Work required:
From the listing below, count the lines where the string "true" occurs. Give the number, with no other words.

(Stored data)
====

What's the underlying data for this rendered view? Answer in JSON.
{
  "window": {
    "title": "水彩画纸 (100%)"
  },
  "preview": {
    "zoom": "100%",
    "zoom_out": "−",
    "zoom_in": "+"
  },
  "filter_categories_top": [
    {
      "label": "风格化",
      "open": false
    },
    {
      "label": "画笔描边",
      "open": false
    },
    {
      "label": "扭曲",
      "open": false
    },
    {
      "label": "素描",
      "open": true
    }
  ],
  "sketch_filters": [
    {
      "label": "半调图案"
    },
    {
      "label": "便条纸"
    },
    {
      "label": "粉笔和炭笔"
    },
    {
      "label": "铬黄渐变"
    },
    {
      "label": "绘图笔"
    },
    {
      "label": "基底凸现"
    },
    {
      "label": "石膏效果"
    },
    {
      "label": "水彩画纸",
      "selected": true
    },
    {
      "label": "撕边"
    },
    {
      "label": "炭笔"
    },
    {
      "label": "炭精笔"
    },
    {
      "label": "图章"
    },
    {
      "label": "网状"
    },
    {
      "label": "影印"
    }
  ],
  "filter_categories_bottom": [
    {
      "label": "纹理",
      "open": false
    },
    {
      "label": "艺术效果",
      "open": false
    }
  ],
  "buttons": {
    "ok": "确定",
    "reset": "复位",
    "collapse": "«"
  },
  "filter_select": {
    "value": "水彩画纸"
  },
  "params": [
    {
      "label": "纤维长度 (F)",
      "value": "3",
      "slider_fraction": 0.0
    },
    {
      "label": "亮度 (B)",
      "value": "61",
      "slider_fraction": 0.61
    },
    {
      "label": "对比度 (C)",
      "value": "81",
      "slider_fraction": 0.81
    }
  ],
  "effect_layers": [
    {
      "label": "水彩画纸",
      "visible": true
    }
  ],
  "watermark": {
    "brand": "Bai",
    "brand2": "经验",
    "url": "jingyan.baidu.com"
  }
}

====

Output of the exercise:
3